▶ SHORT EXERCISE:
Each line below is to be written out in full, exactly as shown.

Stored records
◆ ◆ ◆ ◆
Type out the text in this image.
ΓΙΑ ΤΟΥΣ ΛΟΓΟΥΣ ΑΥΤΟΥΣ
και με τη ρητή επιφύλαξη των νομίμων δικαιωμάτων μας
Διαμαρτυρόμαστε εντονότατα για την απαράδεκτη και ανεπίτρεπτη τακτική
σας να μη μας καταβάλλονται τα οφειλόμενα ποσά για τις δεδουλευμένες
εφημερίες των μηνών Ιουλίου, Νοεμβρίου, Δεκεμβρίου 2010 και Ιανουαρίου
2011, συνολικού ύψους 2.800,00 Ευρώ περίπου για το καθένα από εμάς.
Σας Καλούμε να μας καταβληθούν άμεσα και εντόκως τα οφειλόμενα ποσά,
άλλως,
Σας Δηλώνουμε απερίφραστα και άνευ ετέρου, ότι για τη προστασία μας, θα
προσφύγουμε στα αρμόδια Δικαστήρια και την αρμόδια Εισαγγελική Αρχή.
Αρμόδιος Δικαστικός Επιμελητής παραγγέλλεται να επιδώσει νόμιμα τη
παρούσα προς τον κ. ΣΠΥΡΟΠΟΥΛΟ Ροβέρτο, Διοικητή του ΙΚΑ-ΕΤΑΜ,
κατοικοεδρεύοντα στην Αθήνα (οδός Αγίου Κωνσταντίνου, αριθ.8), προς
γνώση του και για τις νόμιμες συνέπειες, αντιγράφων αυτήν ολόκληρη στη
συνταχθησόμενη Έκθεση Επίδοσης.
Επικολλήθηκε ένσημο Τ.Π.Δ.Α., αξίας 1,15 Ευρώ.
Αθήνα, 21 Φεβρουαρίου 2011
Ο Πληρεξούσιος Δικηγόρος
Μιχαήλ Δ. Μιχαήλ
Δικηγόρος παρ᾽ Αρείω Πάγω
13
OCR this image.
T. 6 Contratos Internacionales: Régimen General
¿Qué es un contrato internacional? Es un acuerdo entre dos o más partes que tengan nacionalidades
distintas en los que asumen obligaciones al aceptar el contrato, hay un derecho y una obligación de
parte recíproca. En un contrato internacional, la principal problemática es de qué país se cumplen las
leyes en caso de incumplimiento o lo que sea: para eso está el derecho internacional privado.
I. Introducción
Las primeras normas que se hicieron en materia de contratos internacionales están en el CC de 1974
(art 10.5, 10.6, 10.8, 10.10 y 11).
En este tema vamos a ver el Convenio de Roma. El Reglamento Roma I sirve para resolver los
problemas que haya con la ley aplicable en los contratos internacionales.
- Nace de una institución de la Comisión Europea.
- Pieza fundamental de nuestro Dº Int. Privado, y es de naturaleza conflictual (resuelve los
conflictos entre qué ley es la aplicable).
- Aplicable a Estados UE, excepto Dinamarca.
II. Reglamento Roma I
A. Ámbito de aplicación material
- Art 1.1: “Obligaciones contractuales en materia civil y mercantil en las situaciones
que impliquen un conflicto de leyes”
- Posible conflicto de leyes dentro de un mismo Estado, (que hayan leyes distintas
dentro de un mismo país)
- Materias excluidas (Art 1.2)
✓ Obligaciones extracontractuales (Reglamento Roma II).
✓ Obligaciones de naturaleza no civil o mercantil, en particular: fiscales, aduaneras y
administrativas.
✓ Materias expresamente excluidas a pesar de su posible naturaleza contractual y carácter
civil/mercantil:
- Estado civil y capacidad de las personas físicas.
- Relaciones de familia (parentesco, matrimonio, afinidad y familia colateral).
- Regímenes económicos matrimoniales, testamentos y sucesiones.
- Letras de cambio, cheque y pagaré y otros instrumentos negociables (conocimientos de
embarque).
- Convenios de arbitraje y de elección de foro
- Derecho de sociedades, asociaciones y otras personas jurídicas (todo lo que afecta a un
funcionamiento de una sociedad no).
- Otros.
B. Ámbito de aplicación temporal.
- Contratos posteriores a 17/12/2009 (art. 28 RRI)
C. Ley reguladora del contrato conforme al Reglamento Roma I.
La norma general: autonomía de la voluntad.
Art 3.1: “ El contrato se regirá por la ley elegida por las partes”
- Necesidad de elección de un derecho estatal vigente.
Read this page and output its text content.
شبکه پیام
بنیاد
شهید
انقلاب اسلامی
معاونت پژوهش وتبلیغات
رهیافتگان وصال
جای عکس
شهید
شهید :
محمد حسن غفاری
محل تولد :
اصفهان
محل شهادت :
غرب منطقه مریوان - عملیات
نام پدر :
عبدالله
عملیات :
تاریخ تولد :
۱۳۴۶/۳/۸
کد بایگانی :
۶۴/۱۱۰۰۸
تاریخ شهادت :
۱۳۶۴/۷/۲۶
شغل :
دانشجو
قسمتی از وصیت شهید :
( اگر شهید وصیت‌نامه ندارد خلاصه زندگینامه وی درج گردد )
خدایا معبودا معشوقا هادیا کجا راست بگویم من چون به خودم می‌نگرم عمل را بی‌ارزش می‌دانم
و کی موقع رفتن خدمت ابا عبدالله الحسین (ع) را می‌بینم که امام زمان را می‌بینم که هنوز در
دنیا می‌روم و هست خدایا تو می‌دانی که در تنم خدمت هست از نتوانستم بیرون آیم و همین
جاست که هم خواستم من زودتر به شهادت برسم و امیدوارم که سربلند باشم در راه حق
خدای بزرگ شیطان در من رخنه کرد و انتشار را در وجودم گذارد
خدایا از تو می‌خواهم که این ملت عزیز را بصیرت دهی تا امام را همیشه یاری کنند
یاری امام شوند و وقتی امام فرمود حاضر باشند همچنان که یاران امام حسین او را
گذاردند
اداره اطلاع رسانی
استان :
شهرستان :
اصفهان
◆ ◆ ◆ ◆
▶ EXERCISE OUTPUT:
Type out the text in this image.
ΓΙΑ ΤΟΥΣ ΛΟΓΟΥΣ ΑΥΤΟΥΣ
και με τη ρητή επιφύλαξη των νομίμων δικαιωμάτων μας
Διαμαρτυρόμαστε εντονότατα για την απαράδεκτη και ανεπίτρεπτη τακτική
σας να μη μας καταβάλλονται τα οφειλόμενα ποσά για τις δεδουλευμένες
εφημερίες των μηνών Ιουλίου, Νοεμβρίου, Δεκεμβρίου 2010 και Ιανουαρίου
2011, συνολικού ύψους 2.800,00 Ευρώ περίπου για το καθένα από εμάς.
Σας Καλούμε να μας καταβληθούν άμεσα και εντόκως τα οφειλόμενα ποσά,
άλλως,
Σας Δηλώνουμε απερίφραστα και άνευ ετέρου, ότι για τη προστασία μας, θα
προσφύγουμε στα αρμόδια Δικαστήρια και την αρμόδια Εισαγγελική Αρχή.
Αρμόδιος Δικαστικός Επιμελητής παραγγέλλεται να επιδώσει νόμιμα τη
παρούσα προς τον κ. ΣΠΥΡΟΠΟΥΛΟ Ροβέρτο, Διοικητή του ΙΚΑ-ΕΤΑΜ,
κατοικοεδρεύοντα στην Αθήνα (οδός Αγίου Κωνσταντίνου, αριθ.8), προς
γνώση του και για τις νόμιμες συνέπειες, αντιγράφων αυτήν ολόκληρη στη
συνταχθησόμενη Έκθεση Επίδοσης.
Επικολλήθηκε ένσημο Τ.Π.Δ.Α., αξίας 1,15 Ευρώ.
Αθήνα, 21 Φεβρουαρίου 2011
Ο Πληρεξούσιος Δικηγόρος
Μιχαήλ Δ. Μιχαήλ
Δικηγόρος παρ᾽ Αρείω Πάγω
13
OCR this image.
T. 6 Contratos Internacionales: Régimen General
¿Qué es un contrato internacional? Es un acuerdo entre dos o más partes que tengan nacionalidades
distintas en los que asumen obligaciones al aceptar el contrato, hay un derecho y una obligación de
parte recíproca. En un contrato internacional, la principal problemática es de qué país se cumplen las
leyes en caso de incumplimiento o lo que sea: para eso está el derecho internacional privado.
I. Introducción
Las primeras normas que se hicieron en materia de contratos internacionales están en el CC de 1974
(art 10.5, 10.6, 10.8, 10.10 y 11).
En este tema vamos a ver el Convenio de Roma. El Reglamento Roma I sirve para resolver los
problemas que haya con la ley aplicable en los contratos internacionales.
- Nace de una institución de la Comisión Europea.
- Pieza fundamental de nuestro Dº Int. Privado, y es de naturaleza conflictual (resuelve los
conflictos entre qué ley es la aplicable).
- Aplicable a Estados UE, excepto Dinamarca.
II. Reglamento Roma I
A. Ámbito de aplicación material
- Art 1.1: “Obligaciones contractuales en materia civil y mercantil en las situaciones
que impliquen un conflicto de leyes”
- Posible conflicto de leyes dentro de un mismo Estado, (que hayan leyes distintas
dentro de un mismo país)
- Materias excluidas (Art 1.2)
✓ Obligaciones extracontractuales (Reglamento Roma II).
✓ Obligaciones de naturaleza no civil o mercantil, en particular: fiscales, aduaneras y
administrativas.
✓ Materias expresamente excluidas a pesar de su posible naturaleza contractual y carácter
civil/mercantil:
- Estado civil y capacidad de las personas físicas.
- Relaciones de familia (parentesco, matrimonio, afinidad y familia colateral).
- Regímenes económicos matrimoniales, testamentos y sucesiones.
- Letras de cambio, cheque y pagaré y otros instrumentos negociables (conocimientos de
embarque).
- Convenios de arbitraje y de elección de foro
- Derecho de sociedades, asociaciones y otras personas jurídicas (todo lo que afecta a un
funcionamiento de una sociedad no).
- Otros.
B. Ámbito de aplicación temporal.
- Contratos posteriores a 17/12/2009 (art. 28 RRI)
C. Ley reguladora del contrato conforme al Reglamento Roma I.
La norma general: autonomía de la voluntad.
Art 3.1: “ El contrato se regirá por la ley elegida por las partes”
- Necesidad de elección de un derecho estatal vigente.
Read this page and output its text content.
شبکه پیام
بنیاد
شهید
انقلاب اسلامی
معاونت پژوهش وتبلیغات
رهیافتگان وصال
جای عکس
شهید
شهید :
محمد حسن غفاری
محل تولد :
اصفهان
محل شهادت :
غرب منطقه مریوان - عملیات
نام پدر :
عبدالله
عملیات :
تاریخ تولد :
۱۳۴۶/۳/۸
کد بایگانی :
۶۴/۱۱۰۰۸
تاریخ شهادت :
۱۳۶۴/۷/۲۶
شغل :
دانشجو
قسمتی از وصیت شهید :
( اگر شهید وصیت‌نامه ندارد خلاصه زندگینامه وی درج گردد )
خدایا معبودا معشوقا هادیا کجا راست بگویم من چون به خودم می‌نگرم عمل را بی‌ارزش می‌دانم
و کی موقع رفتن خدمت ابا عبدالله الحسین (ع) را می‌بینم که امام زمان را می‌بینم که هنوز در
دنیا می‌روم و هست خدایا تو می‌دانی که در تنم خدمت هست از نتوانستم بیرون آیم و همین
جاست که هم خواستم من زودتر به شهادت برسم و امیدوارم که سربلند باشم در راه حق
خدای بزرگ شیطان در من رخنه کرد و انتشار را در وجودم گذارد
خدایا از تو می‌خواهم که این ملت عزیز را بصیرت دهی تا امام را همیشه یاری کنند
یاری امام شوند و وقتی امام فرمود حاضر باشند همچنان که یاران امام حسین او را
گذاردند
اداره اطلاع رسانی
استان :
شهرستان :
اصفهان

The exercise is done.